▸ PROBLEM REQUIREMENTS: Check every line of the data below for the string "color", and copy the ones that hold it.

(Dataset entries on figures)
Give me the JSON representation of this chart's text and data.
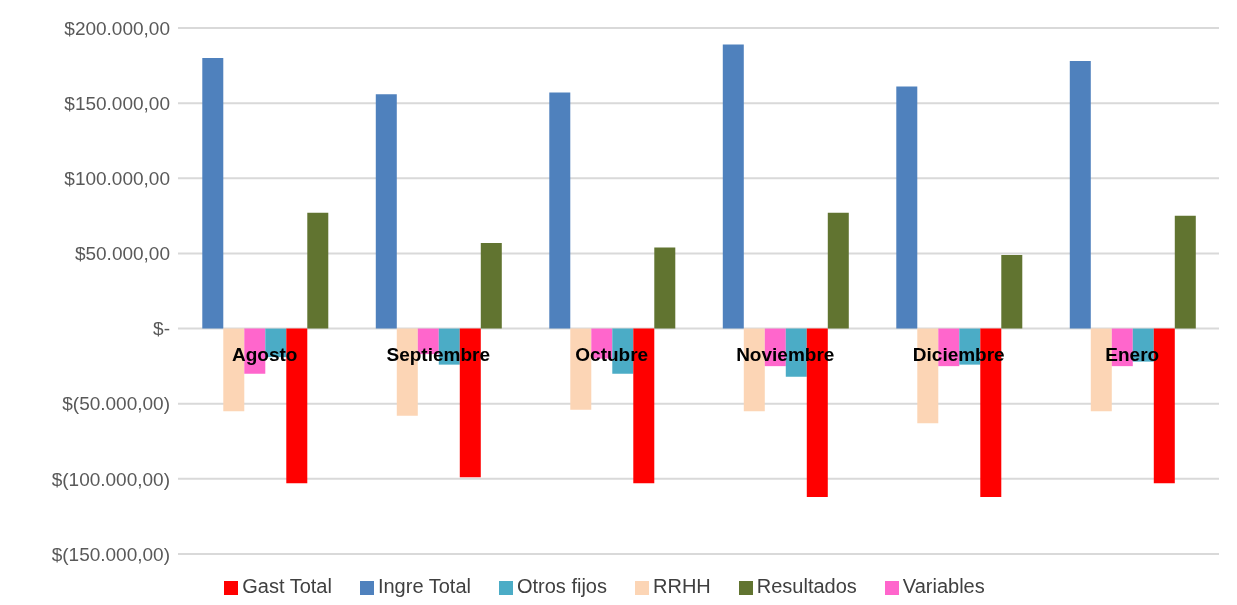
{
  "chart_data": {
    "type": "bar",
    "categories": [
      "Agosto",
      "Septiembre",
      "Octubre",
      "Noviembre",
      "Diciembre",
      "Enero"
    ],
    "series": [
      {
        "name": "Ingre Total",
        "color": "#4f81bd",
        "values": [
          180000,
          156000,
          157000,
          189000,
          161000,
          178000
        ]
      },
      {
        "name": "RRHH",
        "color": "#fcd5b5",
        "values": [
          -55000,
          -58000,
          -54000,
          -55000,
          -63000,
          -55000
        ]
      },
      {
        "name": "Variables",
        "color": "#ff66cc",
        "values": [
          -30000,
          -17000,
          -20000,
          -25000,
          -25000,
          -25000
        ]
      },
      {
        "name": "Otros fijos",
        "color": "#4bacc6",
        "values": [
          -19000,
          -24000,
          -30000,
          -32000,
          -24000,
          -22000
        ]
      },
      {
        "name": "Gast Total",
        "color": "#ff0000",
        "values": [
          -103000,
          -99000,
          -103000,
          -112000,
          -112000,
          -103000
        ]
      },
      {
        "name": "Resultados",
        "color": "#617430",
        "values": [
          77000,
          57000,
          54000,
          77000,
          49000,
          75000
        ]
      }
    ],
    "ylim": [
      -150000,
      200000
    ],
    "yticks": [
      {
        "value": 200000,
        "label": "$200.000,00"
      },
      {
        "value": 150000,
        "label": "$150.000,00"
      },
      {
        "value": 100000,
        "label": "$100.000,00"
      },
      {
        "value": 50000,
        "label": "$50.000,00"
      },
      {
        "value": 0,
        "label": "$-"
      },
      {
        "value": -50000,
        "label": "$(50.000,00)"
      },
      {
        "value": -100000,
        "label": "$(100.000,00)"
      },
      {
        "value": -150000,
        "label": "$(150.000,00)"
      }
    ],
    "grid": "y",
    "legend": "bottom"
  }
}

▸ OUTPUT OF THE EXERCISE:
        "color": "#4f81bd",
        "color": "#fcd5b5",
        "color": "#ff66cc",
        "color": "#4bacc6",
        "color": "#ff0000",
        "color": "#617430",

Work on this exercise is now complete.